:: Given data ::

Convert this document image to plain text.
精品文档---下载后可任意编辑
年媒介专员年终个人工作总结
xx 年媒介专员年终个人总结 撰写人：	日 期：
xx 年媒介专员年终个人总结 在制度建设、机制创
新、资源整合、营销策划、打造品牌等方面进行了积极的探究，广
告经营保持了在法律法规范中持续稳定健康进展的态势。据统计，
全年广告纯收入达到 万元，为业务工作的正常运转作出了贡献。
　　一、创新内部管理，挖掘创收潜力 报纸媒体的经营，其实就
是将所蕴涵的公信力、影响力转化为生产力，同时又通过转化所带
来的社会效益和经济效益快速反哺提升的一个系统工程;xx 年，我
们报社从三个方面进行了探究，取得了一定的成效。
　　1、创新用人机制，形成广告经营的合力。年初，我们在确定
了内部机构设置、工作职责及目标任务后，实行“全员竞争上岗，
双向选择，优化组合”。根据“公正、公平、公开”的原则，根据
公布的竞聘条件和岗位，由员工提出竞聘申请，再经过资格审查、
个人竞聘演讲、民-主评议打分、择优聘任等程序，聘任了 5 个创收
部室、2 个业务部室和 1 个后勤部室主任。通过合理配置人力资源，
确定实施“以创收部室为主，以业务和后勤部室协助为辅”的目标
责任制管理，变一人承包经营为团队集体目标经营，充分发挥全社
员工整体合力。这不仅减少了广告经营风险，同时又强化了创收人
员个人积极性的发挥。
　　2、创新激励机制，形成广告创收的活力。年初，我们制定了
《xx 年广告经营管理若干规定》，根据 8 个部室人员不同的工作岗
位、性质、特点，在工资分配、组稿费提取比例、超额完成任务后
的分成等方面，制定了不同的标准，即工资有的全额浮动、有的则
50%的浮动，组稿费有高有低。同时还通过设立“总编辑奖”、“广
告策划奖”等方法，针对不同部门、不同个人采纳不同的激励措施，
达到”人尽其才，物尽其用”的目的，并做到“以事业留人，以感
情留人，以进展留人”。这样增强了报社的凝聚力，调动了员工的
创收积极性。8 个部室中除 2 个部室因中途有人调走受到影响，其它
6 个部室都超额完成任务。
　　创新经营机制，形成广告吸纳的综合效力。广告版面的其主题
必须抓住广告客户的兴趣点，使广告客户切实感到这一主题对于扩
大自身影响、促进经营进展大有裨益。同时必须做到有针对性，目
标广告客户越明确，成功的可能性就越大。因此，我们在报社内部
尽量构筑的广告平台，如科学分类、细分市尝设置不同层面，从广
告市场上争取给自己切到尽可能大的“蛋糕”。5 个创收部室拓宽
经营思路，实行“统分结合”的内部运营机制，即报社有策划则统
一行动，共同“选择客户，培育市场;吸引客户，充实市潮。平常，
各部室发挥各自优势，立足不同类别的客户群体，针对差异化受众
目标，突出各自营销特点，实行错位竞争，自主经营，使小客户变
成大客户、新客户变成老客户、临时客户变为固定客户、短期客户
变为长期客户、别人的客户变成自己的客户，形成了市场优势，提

:::

Aim of the exercise ▸ Pick out every line of the listing containing the word "年媒介专员年终个人总结", and show those lines.

Reply ▸
xx 年媒介专员年终个人总结 撰写人：	日 期：
xx 年媒介专员年终个人总结 在制度建设、机制创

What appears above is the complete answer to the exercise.